Texte présenté |
....
Avant d'être un artiste internationalement reconnu, Andy Warhol s'etait fait un nom dans la mode. Dans un délicieux petit album, nous sommes introduits a ces débuts plus que prometteurs, ou Warhol se consacre surtout à la chaussure féminine. Ces dessins ne nous apprennent pas grand-chose sur l'évolution stylistique de ce dernier, sinon qu'il avait un talent incontestable dans ce domaine, on peut comprendre que cette relation intime au monde de la mode n'a pas été indifférente a la suite des évènements. En effet, sa démarche de dessinateur prouve ici une originalité réelle, mais aussi le souci d'être au plus pres de l'esprit du temps. C'est un indice précieux pour comprendre de quelle façon il va aborder son travail d'artiste.


Arman arme, Historial de la Grande Guerre,
Péronne /5 continents Editions.
D'Arman, on a aujourd'hui l'image d'une production récente qui ne fait que répéter inlassablement des procédés éculés sans la moindre invention. L'exposition de ses travaux qui a été présentée à l'historial de la Grande Guerre de Péronne nous en donne une tout autre image. L'idée de cette exposition est séduisante : il s'agit de rassembler les œuvres qu'Arman a pu réaliser en utilisant des objets ayant à voir avec l'activité guerrière. Il y a là des accumulations de pistolets, de cartouches, de masques à gaz, de douilles, de cibles, de sabres, de fusils, de mitraillettes, sans parler des Empreintes de revolvers. Cet ensemble est très impressionnant et sa présence au sein de ce musée prend une valeur singulière.
Ces compositions sont impressionnantes et particulièrement éloquentes. C'est le meilleur Arman qui nous est révélé ici avec des créations remontant au début des années 60. On regrettera seulement qu'on aie tenu à ajouter des ouvrages plus récents dont le sujet n'a qu'un lointain rapport avec le thème propose.


L'Ordre sauvage,
Laurence Bertrand Dorleac, Art et Artistes , Gallimard.
Laurence Bertrand Dorleac s'est introduite dans le monde de la recherche dans la sphère des arts plastique par une étude remarquable sur l'art en France sous le régime de Vichy avec Histoire de l'art à Paris entre 1940-1944 (Publications de la Sorbonne, 1986). Elle a donne un prolongement à ce travail avec L'Art de la défaite. 1940-1944 (Seuil, 1993). Aujourd'hui, elle aborde un tout autre domaine en publiant L'Ordre sauvage. De quoi s'agit-il ? Tout simplement du premier grand déplacement du champ de l'expression, artistique sur une scène, au sens propre ou au sens figure (le monde devient le théâtre de l'art. Elle analyse les débuts de ce qui est appelé happening ou performance et qui, déjà pendant les années cinquante, aux Etats-Unis, comme en Europe, bouleverse les codes de la relation esthétique. Ce travail est remarquable par son sérieux mais aussi par son intelligence qui se traduit par une conscience de ce qui mérite de s'inscrire dans la mémoire de l'art de ce temps et une extrême finesse d'analyse. Les actionnistes autrichiens (a commencer par l'épouvantable Otto Muehl), les nouveaux réalistes places sous la houlette de Pierre Restany (Niki de Saint Phalle, Tinguely, les incroyables actions d'Yves Klein), Joseph Beuys sont ici places dans des perspectives telles qu'on peut reconstituer le sens leurs spéculations dans le contexte de l'époque. C'est un ouvrage indispensable pour qui veut comprendre cette rupture insidieuse dans la création moderne.
....
Extraits des lignes |
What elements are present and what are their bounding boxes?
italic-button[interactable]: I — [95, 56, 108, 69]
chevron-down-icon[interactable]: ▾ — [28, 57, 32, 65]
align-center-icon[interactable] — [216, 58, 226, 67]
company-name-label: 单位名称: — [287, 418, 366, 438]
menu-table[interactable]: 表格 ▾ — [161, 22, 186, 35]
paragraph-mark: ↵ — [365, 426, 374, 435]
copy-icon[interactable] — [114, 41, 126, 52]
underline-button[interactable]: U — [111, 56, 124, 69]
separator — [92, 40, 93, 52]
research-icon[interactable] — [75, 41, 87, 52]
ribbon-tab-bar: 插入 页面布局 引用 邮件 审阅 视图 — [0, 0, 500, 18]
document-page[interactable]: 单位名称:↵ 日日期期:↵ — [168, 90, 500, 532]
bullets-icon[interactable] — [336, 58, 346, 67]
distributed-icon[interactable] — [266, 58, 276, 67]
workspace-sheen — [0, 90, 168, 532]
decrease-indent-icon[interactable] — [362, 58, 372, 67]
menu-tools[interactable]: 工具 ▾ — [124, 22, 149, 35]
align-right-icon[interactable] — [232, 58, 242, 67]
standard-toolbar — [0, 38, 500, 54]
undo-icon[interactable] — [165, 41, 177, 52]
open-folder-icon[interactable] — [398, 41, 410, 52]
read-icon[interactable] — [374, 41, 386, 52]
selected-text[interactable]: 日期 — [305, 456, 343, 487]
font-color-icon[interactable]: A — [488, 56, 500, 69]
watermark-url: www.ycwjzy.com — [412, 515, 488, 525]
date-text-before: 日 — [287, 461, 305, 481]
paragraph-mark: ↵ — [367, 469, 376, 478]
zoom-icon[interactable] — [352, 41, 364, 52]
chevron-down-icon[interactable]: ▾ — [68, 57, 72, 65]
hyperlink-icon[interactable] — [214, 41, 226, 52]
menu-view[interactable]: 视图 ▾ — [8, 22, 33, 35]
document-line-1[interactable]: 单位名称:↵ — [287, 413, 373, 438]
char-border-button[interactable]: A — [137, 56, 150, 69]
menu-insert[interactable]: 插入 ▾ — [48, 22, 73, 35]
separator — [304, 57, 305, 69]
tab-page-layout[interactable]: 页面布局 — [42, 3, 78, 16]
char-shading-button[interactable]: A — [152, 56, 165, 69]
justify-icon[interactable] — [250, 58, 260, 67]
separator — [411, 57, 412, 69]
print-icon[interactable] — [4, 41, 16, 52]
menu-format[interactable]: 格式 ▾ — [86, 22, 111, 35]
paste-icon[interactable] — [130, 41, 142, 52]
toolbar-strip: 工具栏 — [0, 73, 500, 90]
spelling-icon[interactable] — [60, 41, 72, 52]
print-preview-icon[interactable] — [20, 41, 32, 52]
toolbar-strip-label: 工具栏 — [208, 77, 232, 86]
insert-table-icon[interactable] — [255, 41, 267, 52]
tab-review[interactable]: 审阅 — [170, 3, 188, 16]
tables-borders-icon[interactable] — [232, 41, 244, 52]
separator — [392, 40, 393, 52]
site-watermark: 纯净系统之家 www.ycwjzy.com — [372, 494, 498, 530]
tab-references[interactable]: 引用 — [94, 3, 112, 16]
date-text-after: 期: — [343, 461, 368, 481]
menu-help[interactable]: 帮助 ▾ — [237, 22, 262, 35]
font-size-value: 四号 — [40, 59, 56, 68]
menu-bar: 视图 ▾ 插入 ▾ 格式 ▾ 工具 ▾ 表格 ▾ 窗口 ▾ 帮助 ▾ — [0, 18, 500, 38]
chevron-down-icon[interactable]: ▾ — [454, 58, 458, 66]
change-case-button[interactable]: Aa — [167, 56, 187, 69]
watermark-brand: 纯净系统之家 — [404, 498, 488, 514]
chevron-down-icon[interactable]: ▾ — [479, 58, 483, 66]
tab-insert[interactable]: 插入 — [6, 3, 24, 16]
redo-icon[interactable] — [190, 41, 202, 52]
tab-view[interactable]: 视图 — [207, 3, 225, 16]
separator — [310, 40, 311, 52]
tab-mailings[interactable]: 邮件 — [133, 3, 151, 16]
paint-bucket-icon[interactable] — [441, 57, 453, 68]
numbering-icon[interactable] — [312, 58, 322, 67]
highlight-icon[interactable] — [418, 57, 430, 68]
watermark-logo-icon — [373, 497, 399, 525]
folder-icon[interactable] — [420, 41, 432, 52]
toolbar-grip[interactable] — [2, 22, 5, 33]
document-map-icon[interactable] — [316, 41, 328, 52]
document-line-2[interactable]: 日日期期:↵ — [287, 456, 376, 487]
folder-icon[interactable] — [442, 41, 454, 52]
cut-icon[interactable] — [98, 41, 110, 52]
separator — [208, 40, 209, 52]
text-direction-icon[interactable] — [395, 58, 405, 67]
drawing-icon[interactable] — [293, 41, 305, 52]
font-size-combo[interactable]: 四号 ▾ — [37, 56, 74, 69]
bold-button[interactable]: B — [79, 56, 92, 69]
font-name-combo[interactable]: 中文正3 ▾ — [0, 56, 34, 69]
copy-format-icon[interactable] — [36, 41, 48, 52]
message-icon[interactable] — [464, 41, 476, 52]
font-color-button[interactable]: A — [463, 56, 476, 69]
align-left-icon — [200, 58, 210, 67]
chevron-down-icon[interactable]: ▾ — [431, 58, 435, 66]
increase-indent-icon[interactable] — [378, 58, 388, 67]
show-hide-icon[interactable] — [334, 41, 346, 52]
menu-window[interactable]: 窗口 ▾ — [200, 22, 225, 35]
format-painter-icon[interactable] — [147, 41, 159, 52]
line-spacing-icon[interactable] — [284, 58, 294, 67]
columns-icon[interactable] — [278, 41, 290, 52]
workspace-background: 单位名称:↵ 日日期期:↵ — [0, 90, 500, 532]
....
D'après le texte présenté, quel choix fait pour l'exposition Arman de Péronne est regretté, et pour quelle raison ? Répondez en une à trois phrases. Les lignes constituent un matériau distinct, sans rapport avec le texte présenté.

Réponse proposée | Le texte regrette qu'on ait tenu à ajouter à l'exposition des ouvrages plus récents d'Arman. Leur sujet n'a en effet qu'un lointain rapport avec le thème proposé, celui des œuvres réalisées à partir d'objets liés à l'activité guerrière.